▸ **Material shown**:
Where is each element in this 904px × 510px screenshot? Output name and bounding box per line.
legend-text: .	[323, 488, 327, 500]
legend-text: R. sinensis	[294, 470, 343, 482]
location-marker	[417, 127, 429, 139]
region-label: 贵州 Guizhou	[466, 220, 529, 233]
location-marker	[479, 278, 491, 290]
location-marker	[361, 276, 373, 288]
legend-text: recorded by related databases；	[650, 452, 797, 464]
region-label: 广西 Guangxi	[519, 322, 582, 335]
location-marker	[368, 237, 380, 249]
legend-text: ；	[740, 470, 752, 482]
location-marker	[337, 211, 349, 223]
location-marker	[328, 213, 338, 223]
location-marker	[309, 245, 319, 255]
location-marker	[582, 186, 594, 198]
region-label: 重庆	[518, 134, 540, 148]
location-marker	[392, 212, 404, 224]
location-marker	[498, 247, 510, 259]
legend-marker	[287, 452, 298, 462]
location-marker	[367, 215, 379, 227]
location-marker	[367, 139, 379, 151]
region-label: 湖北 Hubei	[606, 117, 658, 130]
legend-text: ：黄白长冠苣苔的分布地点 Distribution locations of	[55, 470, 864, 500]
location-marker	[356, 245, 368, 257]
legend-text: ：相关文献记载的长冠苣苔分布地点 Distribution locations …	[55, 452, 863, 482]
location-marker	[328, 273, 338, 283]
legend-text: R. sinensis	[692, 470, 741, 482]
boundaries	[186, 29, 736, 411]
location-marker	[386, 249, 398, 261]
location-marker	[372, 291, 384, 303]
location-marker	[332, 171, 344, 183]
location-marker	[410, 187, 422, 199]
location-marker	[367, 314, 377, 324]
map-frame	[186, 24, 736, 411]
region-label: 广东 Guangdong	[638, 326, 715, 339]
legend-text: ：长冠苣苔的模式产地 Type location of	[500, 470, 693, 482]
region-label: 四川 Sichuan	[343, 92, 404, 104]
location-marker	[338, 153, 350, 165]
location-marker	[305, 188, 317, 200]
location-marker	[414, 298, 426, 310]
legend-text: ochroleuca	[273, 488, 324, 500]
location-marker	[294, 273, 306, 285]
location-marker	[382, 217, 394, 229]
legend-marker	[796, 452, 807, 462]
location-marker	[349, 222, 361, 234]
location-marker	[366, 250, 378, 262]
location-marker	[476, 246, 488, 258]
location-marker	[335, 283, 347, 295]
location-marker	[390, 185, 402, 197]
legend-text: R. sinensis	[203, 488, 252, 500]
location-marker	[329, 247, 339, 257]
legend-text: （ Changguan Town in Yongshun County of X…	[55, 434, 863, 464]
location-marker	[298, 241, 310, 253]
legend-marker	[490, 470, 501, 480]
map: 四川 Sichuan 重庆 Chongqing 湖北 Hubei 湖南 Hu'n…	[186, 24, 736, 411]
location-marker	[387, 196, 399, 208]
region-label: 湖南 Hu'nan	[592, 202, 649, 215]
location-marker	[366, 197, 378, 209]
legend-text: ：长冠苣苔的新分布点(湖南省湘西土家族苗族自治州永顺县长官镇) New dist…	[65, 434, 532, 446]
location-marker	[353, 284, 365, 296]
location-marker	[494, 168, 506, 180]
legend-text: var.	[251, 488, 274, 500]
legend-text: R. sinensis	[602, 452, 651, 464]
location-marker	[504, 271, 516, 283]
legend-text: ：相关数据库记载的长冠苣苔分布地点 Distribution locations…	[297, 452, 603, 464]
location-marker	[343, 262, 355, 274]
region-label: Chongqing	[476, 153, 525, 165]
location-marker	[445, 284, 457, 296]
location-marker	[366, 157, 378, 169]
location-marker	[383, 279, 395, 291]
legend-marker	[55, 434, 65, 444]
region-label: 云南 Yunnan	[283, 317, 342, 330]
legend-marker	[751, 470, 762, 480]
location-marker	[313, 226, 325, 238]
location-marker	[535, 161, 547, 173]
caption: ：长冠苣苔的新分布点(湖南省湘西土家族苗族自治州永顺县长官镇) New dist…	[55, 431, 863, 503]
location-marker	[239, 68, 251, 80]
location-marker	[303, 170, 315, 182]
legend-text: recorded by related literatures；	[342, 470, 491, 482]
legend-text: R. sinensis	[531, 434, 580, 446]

▸ **Objective**:
Reproduce the listing above line for line, with every character unchanged.

▸ **Response to the exercise**:
Where is each element in this 904px × 510px screenshot? Output name and bounding box per line.
legend-text: .	[323, 488, 327, 500]
legend-text: R. sinensis	[294, 470, 343, 482]
location-marker	[417, 127, 429, 139]
region-label: 贵州 Guizhou	[466, 220, 529, 233]
location-marker	[479, 278, 491, 290]
location-marker	[361, 276, 373, 288]
legend-text: recorded by related databases；	[650, 452, 797, 464]
region-label: 广西 Guangxi	[519, 322, 582, 335]
location-marker	[368, 237, 380, 249]
legend-text: ；	[740, 470, 752, 482]
location-marker	[337, 211, 349, 223]
location-marker	[328, 213, 338, 223]
location-marker	[309, 245, 319, 255]
location-marker	[582, 186, 594, 198]
region-label: 重庆	[518, 134, 540, 148]
location-marker	[392, 212, 404, 224]
location-marker	[498, 247, 510, 259]
legend-marker	[287, 452, 298, 462]
location-marker	[367, 215, 379, 227]
location-marker	[367, 139, 379, 151]
region-label: 湖北 Hubei	[606, 117, 658, 130]
legend-text: ：黄白长冠苣苔的分布地点 Distribution locations of	[55, 470, 864, 500]
location-marker	[356, 245, 368, 257]
legend-text: ：相关文献记载的长冠苣苔分布地点 Distribution locations …	[55, 452, 863, 482]
location-marker	[328, 273, 338, 283]
legend-text: R. sinensis	[692, 470, 741, 482]
boundaries	[186, 29, 736, 411]
location-marker	[386, 249, 398, 261]
location-marker	[372, 291, 384, 303]
location-marker	[332, 171, 344, 183]
location-marker	[410, 187, 422, 199]
location-marker	[367, 314, 377, 324]
map-frame	[186, 24, 736, 411]
region-label: 广东 Guangdong	[638, 326, 715, 339]
legend-text: ：长冠苣苔的模式产地 Type location of	[500, 470, 693, 482]
region-label: 四川 Sichuan	[343, 92, 404, 104]
location-marker	[338, 153, 350, 165]
location-marker	[305, 188, 317, 200]
location-marker	[414, 298, 426, 310]
legend-text: ochroleuca	[273, 488, 324, 500]
location-marker	[294, 273, 306, 285]
location-marker	[382, 217, 394, 229]
legend-marker	[796, 452, 807, 462]
location-marker	[349, 222, 361, 234]
location-marker	[366, 250, 378, 262]
location-marker	[476, 246, 488, 258]
location-marker	[335, 283, 347, 295]
location-marker	[390, 185, 402, 197]
legend-text: R. sinensis	[203, 488, 252, 500]
location-marker	[329, 247, 339, 257]
legend-text: （ Changguan Town in Yongshun County of X…	[55, 434, 863, 464]
location-marker	[298, 241, 310, 253]
legend-marker	[490, 470, 501, 480]
map: 四川 Sichuan 重庆 Chongqing 湖北 Hubei 湖南 Hu'n…	[186, 24, 736, 411]
location-marker	[387, 196, 399, 208]
region-label: 湖南 Hu'nan	[592, 202, 649, 215]
location-marker	[366, 197, 378, 209]
legend-text: ：长冠苣苔的新分布点(湖南省湘西土家族苗族自治州永顺县长官镇) New dist…	[65, 434, 532, 446]
location-marker	[353, 284, 365, 296]
location-marker	[494, 168, 506, 180]
legend-text: var.	[251, 488, 274, 500]
legend-text: R. sinensis	[602, 452, 651, 464]
location-marker	[504, 271, 516, 283]
legend-text: ：相关数据库记载的长冠苣苔分布地点 Distribution locations…	[297, 452, 603, 464]
location-marker	[343, 262, 355, 274]
region-label: Chongqing	[476, 153, 525, 165]
location-marker	[445, 284, 457, 296]
location-marker	[366, 157, 378, 169]
location-marker	[383, 279, 395, 291]
legend-marker	[55, 434, 65, 444]
region-label: 云南 Yunnan	[283, 317, 342, 330]
legend-marker	[751, 470, 762, 480]
location-marker	[313, 226, 325, 238]
location-marker	[535, 161, 547, 173]
caption: ：长冠苣苔的新分布点(湖南省湘西土家族苗族自治州永顺县长官镇) New dist…	[55, 431, 863, 503]
location-marker	[239, 68, 251, 80]
location-marker	[303, 170, 315, 182]
legend-text: recorded by related literatures；	[342, 470, 491, 482]
legend-text: R. sinensis	[531, 434, 580, 446]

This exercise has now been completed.